══ INFORMATION SHOWN
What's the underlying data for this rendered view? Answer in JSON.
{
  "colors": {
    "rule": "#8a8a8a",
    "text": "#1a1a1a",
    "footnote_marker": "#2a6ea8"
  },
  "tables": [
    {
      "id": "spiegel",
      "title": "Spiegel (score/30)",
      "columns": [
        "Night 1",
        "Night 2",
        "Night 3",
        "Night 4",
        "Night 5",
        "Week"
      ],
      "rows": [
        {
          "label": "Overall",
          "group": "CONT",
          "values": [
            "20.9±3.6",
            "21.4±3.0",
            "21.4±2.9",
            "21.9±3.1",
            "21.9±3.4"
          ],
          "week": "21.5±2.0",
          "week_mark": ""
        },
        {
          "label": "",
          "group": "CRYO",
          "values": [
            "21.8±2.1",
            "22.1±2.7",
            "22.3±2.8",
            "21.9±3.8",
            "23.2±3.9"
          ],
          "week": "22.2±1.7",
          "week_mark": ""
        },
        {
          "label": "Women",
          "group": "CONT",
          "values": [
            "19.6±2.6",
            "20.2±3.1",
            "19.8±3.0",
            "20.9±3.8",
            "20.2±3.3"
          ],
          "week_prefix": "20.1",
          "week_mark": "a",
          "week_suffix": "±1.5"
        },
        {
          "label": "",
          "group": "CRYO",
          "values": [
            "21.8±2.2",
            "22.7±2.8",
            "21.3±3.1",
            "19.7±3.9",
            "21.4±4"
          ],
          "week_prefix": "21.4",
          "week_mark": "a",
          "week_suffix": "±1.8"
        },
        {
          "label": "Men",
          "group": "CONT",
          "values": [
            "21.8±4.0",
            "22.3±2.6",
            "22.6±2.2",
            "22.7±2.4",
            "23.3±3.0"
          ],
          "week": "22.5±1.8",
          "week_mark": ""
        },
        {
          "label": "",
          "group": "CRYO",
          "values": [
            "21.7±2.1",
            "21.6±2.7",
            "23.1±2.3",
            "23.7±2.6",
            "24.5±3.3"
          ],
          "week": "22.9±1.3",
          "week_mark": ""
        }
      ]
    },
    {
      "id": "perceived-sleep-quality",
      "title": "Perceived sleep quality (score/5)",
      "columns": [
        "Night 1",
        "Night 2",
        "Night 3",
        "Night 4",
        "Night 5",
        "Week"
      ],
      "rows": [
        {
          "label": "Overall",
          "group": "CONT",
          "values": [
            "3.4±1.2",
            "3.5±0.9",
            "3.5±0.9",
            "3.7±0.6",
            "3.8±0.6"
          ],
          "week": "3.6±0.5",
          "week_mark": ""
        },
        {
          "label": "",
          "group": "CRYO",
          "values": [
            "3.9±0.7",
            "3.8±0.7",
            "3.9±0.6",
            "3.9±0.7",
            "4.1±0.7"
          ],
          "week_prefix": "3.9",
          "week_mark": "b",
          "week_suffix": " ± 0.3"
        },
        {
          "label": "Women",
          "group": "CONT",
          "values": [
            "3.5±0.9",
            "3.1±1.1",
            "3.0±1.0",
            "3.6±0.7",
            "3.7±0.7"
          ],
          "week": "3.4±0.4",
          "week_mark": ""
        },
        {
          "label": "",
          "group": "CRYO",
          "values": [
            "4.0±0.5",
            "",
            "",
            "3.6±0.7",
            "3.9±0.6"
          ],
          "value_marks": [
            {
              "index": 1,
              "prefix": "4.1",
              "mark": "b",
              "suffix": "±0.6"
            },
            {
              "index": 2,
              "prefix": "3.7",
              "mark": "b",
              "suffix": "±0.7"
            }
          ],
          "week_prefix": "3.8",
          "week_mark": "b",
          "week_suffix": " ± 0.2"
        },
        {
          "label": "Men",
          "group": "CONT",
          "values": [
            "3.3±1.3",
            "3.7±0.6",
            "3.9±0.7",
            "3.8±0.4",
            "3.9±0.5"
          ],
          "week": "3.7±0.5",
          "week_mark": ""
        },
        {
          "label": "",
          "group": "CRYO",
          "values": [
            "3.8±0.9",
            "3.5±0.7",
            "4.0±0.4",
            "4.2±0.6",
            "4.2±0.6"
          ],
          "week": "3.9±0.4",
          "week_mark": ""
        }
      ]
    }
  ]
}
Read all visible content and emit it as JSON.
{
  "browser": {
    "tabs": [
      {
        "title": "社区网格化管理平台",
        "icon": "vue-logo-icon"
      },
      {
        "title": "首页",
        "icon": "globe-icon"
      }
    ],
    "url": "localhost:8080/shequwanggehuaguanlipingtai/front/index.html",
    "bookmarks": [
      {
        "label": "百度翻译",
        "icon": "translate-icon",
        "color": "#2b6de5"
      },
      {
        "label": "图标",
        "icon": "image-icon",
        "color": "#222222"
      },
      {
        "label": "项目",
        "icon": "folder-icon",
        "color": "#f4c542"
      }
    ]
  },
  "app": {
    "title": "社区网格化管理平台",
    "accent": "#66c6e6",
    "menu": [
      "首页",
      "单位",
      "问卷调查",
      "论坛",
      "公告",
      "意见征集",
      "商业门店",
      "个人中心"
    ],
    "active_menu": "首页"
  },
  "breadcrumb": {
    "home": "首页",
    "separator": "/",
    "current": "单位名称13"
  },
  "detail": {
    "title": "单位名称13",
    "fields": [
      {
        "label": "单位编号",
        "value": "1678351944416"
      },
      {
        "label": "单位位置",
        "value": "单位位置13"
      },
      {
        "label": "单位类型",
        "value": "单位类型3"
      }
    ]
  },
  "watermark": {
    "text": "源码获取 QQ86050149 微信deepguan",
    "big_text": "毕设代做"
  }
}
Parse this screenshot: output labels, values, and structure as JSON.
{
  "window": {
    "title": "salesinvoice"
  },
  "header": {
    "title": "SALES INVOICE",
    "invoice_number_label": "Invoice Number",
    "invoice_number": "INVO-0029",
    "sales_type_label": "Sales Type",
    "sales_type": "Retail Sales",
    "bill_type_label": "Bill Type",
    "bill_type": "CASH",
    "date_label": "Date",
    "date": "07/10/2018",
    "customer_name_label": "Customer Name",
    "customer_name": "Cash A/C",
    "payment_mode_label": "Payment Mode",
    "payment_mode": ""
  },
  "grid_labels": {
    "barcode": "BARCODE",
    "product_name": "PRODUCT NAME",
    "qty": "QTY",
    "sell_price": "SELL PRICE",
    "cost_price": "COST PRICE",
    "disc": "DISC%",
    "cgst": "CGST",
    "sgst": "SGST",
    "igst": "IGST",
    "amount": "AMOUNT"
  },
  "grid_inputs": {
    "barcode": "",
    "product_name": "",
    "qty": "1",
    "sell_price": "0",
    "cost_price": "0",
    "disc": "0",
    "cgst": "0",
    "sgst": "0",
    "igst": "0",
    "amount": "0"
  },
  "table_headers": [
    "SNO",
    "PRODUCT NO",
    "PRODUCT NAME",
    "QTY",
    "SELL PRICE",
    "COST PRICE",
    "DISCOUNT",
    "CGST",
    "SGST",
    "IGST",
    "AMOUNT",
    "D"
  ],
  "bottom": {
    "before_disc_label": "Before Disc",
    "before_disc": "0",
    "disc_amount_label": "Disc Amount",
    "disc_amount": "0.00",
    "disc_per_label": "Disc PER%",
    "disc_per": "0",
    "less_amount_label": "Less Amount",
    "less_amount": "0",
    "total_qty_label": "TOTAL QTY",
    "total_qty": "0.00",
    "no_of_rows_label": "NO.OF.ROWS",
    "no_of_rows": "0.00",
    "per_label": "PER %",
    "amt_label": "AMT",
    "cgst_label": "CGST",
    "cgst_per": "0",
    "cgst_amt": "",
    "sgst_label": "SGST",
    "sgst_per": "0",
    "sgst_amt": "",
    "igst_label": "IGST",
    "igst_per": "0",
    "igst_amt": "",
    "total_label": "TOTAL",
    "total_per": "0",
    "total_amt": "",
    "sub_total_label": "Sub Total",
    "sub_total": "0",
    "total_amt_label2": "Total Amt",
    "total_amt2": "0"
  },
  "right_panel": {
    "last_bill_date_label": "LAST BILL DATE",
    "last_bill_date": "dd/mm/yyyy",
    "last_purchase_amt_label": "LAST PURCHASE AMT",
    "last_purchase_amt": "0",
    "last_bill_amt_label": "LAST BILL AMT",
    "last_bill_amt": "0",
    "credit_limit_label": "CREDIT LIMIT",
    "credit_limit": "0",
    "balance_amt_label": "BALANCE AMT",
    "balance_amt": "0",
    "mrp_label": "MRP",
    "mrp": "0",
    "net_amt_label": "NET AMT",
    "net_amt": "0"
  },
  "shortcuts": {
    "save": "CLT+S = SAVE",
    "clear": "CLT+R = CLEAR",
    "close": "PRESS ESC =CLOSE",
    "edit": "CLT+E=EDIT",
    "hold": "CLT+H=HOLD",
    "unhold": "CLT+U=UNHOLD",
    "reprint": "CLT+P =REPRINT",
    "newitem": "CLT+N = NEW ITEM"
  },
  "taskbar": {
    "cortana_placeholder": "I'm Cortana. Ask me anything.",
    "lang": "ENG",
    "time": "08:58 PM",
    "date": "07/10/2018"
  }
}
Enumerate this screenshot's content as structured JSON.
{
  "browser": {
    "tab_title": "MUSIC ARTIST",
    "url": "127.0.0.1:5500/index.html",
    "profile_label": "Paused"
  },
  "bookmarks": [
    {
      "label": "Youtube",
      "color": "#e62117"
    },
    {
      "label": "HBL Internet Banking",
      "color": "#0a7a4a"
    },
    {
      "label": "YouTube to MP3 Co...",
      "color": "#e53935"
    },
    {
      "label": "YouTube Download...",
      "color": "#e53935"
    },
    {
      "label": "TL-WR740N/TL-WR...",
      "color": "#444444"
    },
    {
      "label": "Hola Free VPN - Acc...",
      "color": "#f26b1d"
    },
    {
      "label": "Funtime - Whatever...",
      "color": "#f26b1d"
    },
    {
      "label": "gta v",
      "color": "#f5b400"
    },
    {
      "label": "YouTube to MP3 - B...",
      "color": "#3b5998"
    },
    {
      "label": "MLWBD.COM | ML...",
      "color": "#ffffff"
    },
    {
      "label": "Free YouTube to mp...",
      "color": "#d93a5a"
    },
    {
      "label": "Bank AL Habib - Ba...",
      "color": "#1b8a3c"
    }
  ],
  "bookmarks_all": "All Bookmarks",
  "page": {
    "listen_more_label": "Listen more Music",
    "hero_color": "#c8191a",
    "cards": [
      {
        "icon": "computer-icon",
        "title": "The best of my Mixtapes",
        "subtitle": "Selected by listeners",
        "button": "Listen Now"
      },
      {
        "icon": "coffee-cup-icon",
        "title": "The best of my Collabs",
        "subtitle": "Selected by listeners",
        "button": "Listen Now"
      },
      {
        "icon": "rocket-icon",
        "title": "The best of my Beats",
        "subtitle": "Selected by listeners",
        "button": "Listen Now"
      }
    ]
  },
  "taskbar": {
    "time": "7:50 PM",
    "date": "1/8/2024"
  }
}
════
WORK TO DO: From the line containing "Enumerate this screenshot's" to the last line of the material, please quote every line exactly and only those.

FINAL RESULT:
Enumerate this screenshot's content as structured JSON.
{
  "browser": {
    "tab_title": "MUSIC ARTIST",
    "url": "127.0.0.1:5500/index.html",
    "profile_label": "Paused"
  },
  "bookmarks": [
    {
      "label": "Youtube",
      "color": "#e62117"
    },
    {
      "label": "HBL Internet Banking",
      "color": "#0a7a4a"
    },
    {
      "label": "YouTube to MP3 Co...",
      "color": "#e53935"
    },
    {
      "label": "YouTube Download...",
      "color": "#e53935"
    },
    {
      "label": "TL-WR740N/TL-WR...",
      "color": "#444444"
    },
    {
      "label": "Hola Free VPN - Acc...",
      "color": "#f26b1d"
    },
    {
      "label": "Funtime - Whatever...",
      "color": "#f26b1d"
    },
    {
      "label": "gta v",
      "color": "#f5b400"
    },
    {
      "label": "YouTube to MP3 - B...",
      "color": "#3b5998"
    },
    {
      "label": "MLWBD.COM | ML...",
      "color": "#ffffff"
    },
    {
      "label": "Free YouTube to mp...",
      "color": "#d93a5a"
    },
    {
      "label": "Bank AL Habib - Ba...",
      "color": "#1b8a3c"
    }
  ],
  "bookmarks_all": "All Bookmarks",
  "page": {
    "listen_more_label": "Listen more Music",
    "hero_color": "#c8191a",
    "cards": [
      {
        "icon": "computer-icon",
        "title": "The best of my Mixtapes",
        "subtitle": "Selected by listeners",
        "button": "Listen Now"
      },
      {
        "icon": "coffee-cup-icon",
        "title": "The best of my Collabs",
        "subtitle": "Selected by listeners",
        "button": "Listen Now"
      },
      {
        "icon": "rocket-icon",
        "title": "The best of my Beats",
        "subtitle": "Selected by listeners",
        "button": "Listen Now"
      }
    ]
  },
  "taskbar": {
    "time": "7:50 PM",
    "date": "1/8/2024"
  }
}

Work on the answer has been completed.